• [WHAT IS REQUIRED] Isolate every line in the records below with "this" in it.

• [PROVIDED ENTRIES]
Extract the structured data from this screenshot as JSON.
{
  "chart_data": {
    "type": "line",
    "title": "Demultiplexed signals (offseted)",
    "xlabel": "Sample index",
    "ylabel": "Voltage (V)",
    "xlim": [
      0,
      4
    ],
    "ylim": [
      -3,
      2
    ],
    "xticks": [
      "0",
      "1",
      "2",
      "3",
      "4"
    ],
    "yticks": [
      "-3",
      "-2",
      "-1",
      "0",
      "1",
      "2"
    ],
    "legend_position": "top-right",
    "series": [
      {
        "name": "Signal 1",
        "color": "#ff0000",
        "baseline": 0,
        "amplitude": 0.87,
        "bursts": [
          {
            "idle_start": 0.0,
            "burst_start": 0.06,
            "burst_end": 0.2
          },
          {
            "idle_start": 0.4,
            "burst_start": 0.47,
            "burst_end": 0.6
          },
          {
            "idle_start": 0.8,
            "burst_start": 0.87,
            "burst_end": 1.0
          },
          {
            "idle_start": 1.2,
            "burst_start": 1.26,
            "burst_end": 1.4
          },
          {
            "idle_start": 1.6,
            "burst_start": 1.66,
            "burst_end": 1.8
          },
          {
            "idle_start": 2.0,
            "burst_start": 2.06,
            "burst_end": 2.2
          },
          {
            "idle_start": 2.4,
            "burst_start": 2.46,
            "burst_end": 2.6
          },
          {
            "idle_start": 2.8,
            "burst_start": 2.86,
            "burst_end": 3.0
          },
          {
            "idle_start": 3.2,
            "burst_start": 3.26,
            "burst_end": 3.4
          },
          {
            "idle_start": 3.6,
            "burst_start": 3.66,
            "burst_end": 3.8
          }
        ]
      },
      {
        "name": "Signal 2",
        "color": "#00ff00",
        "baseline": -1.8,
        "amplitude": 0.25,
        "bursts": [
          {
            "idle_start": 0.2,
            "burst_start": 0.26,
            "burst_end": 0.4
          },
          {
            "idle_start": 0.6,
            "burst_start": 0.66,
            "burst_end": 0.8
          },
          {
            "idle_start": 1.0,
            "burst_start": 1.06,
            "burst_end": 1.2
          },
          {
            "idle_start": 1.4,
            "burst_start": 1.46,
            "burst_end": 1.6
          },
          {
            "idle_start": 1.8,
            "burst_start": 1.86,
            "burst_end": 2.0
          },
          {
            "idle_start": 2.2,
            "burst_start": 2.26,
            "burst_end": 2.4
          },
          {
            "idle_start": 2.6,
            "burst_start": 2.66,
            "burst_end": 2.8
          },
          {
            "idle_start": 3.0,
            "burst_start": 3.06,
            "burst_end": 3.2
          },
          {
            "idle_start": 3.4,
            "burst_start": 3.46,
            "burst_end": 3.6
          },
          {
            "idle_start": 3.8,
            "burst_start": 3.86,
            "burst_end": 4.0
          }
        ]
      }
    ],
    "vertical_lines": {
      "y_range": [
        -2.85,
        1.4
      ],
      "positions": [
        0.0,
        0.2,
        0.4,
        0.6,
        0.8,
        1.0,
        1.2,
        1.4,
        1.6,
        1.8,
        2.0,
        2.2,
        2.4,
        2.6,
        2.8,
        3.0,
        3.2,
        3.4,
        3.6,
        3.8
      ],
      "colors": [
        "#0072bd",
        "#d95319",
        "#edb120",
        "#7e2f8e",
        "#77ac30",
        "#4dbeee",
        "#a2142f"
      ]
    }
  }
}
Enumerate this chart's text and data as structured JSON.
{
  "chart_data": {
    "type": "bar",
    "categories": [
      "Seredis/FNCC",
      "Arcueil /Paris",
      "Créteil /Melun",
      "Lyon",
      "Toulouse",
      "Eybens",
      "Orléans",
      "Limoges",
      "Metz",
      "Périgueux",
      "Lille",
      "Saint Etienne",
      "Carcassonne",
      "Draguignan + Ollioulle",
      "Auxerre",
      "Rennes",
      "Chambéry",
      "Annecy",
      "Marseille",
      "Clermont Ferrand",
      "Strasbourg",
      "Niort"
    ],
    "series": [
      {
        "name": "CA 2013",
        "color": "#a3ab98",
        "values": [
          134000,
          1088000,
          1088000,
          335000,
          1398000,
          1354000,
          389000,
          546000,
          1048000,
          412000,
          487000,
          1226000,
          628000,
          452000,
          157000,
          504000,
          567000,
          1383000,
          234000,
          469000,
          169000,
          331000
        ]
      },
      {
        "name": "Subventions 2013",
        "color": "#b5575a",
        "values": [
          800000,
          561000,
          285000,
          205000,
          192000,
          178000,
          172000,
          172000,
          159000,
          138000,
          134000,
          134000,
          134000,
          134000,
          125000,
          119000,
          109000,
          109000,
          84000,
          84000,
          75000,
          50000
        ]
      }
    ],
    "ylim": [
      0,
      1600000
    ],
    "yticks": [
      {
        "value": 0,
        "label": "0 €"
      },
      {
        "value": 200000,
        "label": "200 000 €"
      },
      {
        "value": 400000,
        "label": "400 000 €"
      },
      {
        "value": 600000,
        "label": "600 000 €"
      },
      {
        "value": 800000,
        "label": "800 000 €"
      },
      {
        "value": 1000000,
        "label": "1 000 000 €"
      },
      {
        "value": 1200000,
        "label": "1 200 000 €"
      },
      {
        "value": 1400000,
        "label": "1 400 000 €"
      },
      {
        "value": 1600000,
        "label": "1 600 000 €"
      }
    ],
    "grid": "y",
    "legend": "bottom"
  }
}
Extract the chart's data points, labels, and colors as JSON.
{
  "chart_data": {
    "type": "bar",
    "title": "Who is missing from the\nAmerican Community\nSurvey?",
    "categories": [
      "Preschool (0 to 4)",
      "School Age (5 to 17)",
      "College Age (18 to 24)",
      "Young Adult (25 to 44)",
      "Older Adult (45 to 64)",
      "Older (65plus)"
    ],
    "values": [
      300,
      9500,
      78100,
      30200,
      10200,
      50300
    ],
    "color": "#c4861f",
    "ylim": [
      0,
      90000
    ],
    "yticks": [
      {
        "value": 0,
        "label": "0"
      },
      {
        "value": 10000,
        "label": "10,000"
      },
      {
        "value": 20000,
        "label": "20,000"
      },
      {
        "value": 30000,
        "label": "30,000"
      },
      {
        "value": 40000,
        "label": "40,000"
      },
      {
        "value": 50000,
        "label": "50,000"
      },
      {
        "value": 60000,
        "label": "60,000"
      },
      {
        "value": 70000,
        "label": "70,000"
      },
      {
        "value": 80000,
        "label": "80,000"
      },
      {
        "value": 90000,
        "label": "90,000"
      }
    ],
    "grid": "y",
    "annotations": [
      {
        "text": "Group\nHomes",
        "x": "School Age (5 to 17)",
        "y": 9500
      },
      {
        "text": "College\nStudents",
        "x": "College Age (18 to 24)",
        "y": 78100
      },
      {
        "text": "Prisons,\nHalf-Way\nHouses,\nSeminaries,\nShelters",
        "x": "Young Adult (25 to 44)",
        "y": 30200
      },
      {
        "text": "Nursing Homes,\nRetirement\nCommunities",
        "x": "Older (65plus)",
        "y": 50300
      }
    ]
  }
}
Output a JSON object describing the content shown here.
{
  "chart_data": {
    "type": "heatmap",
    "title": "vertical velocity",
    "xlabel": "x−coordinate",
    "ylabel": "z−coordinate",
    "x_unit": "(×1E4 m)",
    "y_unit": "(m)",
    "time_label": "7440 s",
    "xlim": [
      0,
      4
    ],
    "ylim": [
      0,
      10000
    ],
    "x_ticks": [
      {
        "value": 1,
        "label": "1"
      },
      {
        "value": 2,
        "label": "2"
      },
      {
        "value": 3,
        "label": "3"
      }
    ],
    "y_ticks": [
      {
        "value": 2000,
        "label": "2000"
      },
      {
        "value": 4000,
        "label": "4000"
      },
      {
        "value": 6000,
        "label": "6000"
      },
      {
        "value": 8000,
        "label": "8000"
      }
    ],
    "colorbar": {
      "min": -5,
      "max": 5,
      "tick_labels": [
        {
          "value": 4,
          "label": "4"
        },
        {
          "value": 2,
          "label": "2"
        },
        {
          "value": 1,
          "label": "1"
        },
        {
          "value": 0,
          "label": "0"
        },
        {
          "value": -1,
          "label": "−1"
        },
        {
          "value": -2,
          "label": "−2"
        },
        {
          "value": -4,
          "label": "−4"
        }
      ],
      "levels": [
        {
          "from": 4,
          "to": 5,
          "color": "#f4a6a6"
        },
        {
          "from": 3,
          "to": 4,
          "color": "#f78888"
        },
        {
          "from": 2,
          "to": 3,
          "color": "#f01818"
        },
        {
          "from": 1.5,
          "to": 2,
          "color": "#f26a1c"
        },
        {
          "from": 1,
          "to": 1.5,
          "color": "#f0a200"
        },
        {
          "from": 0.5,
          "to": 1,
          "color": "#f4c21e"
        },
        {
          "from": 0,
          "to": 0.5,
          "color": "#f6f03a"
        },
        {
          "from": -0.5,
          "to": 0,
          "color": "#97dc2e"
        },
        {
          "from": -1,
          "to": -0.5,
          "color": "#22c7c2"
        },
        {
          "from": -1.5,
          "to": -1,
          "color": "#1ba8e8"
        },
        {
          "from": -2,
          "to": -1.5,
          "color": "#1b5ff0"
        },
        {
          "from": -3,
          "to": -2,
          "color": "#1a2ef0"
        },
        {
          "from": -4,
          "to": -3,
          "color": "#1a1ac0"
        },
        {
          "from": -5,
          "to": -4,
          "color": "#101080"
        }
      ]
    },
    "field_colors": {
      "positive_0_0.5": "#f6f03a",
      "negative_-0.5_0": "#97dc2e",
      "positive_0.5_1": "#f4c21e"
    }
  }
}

• [EXPECTED ANSWER]
Extract the structured data from this screenshot as JSON.
Enumerate this chart's text and data as structured JSON.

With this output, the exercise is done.